_INSTRUCTION_
Using the listing below, extract each line that has the word "dans" in it.

(Dataset rows)
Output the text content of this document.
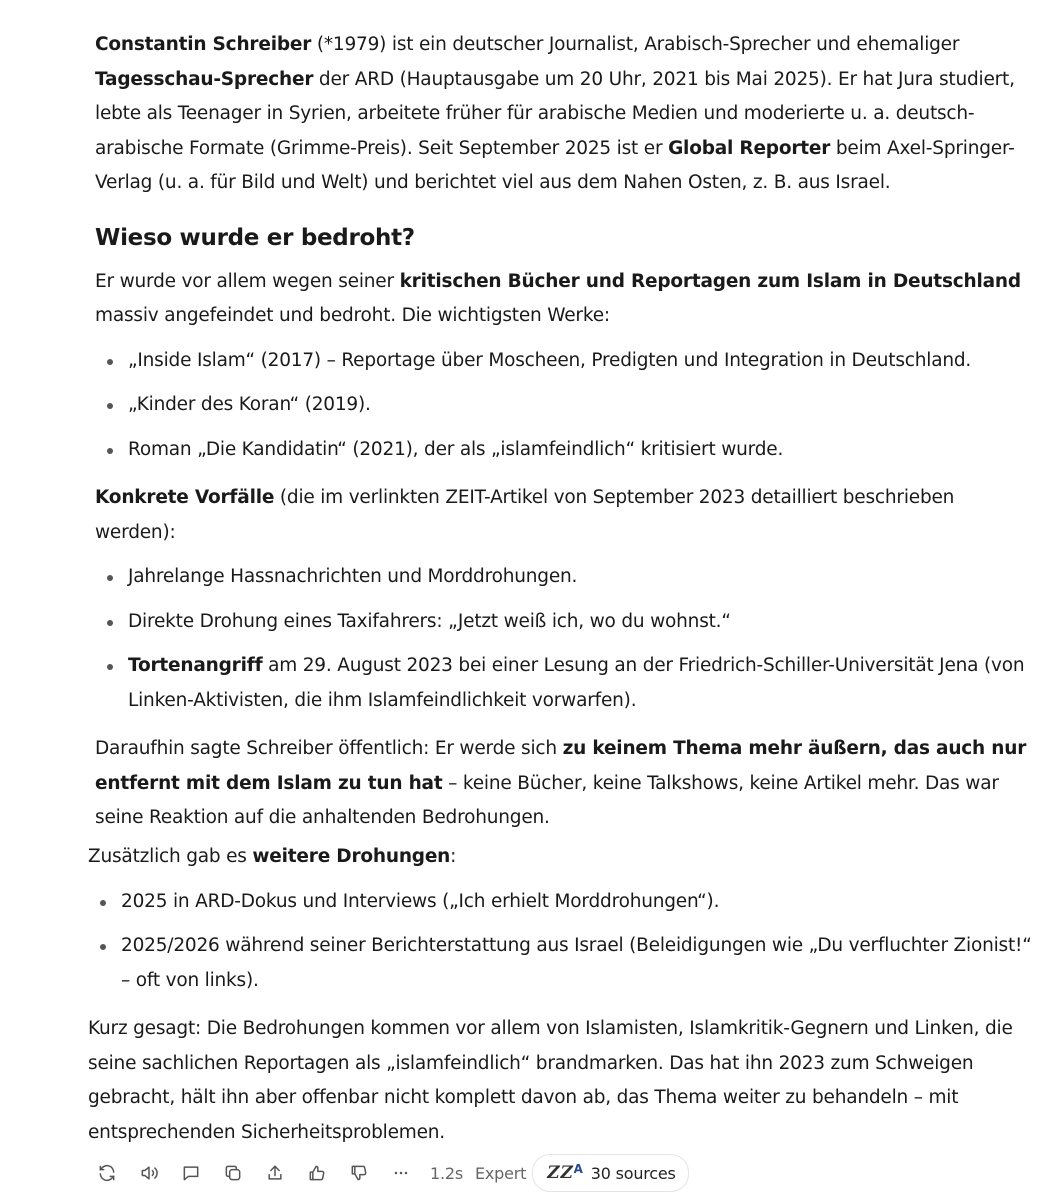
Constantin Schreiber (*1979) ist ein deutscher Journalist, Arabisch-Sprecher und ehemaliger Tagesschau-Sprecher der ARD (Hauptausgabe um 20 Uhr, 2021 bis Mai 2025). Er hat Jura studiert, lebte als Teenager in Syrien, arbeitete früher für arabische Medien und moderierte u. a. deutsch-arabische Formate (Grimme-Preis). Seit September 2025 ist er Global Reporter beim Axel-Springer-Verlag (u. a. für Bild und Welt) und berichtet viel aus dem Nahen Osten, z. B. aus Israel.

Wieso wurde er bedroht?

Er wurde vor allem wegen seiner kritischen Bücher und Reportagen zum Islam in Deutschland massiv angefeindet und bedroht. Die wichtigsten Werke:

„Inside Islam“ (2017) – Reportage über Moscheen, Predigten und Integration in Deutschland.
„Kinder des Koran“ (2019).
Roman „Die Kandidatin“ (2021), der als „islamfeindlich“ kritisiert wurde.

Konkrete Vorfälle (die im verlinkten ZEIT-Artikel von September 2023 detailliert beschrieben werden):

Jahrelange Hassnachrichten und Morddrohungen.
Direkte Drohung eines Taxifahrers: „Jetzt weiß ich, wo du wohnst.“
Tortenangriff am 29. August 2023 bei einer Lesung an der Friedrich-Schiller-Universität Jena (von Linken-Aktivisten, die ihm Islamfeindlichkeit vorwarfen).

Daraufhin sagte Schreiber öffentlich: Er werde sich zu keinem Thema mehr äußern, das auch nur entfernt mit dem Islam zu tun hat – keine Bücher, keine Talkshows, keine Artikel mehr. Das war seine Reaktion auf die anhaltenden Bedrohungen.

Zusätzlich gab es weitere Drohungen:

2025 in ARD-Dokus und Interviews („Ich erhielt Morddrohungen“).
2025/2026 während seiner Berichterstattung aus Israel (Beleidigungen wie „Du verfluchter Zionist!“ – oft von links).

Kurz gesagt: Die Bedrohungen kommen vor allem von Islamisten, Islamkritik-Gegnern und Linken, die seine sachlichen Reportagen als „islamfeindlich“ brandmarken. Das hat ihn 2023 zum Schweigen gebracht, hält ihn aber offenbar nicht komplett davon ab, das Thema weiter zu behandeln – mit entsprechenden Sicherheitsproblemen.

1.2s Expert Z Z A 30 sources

==

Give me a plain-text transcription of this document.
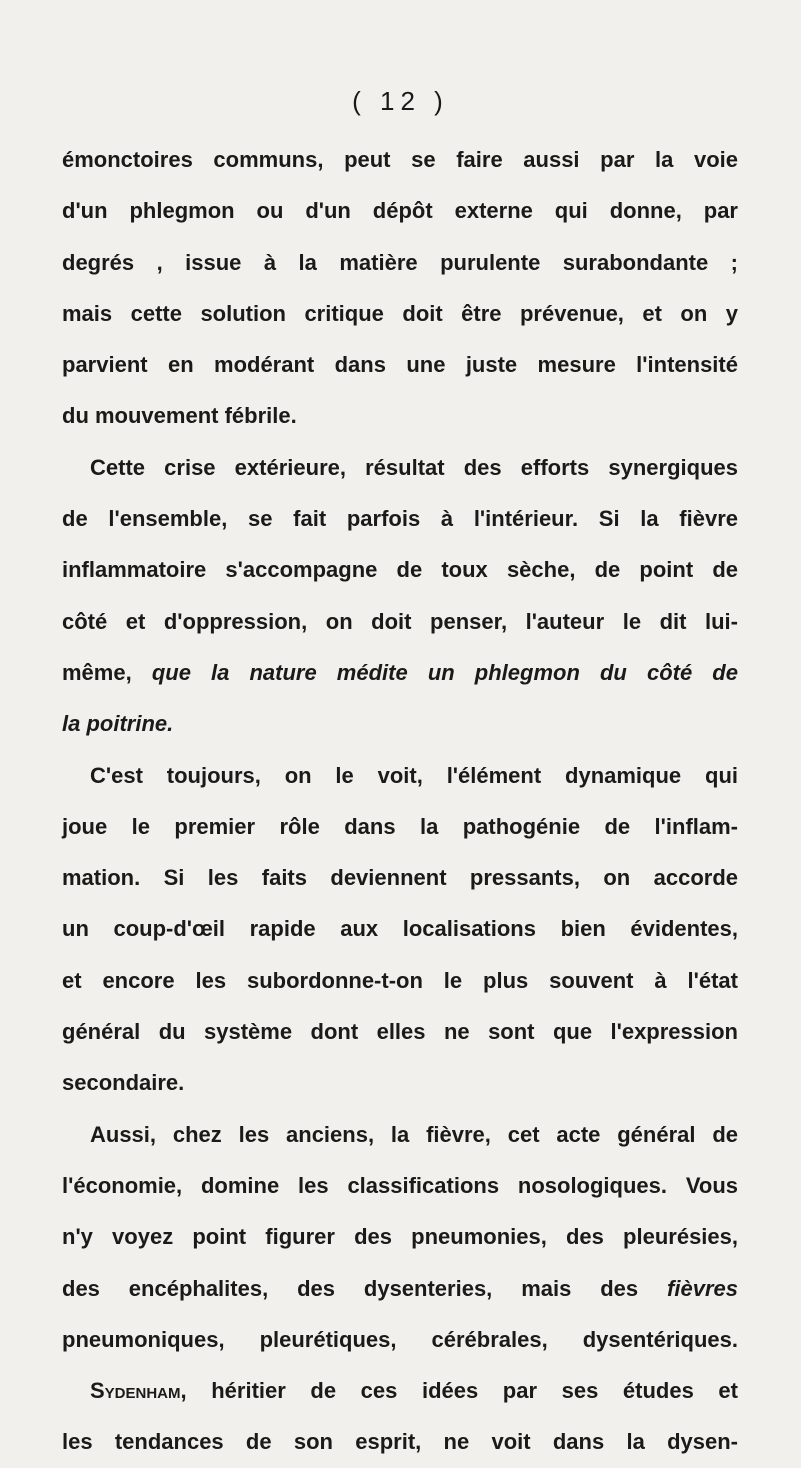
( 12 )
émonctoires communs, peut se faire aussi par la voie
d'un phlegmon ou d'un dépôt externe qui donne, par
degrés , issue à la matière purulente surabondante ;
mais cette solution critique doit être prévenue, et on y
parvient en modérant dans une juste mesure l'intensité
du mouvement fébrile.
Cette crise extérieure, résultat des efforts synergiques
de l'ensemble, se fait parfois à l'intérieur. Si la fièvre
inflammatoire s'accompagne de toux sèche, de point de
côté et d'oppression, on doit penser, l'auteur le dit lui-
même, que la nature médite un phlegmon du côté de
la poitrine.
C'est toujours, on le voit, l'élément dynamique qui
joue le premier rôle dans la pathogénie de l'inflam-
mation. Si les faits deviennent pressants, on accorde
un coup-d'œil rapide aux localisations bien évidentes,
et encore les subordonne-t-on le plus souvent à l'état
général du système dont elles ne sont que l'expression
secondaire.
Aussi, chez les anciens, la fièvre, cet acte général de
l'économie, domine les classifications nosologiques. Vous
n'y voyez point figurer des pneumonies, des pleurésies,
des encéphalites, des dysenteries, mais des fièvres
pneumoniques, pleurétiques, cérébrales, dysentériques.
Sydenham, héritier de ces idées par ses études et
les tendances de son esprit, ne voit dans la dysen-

_SOLUTION_
parvient en modérant dans une juste mesure l'intensité
joue le premier rôle dans la pathogénie de l'inflam-
les tendances de son esprit, ne voit dans la dysen-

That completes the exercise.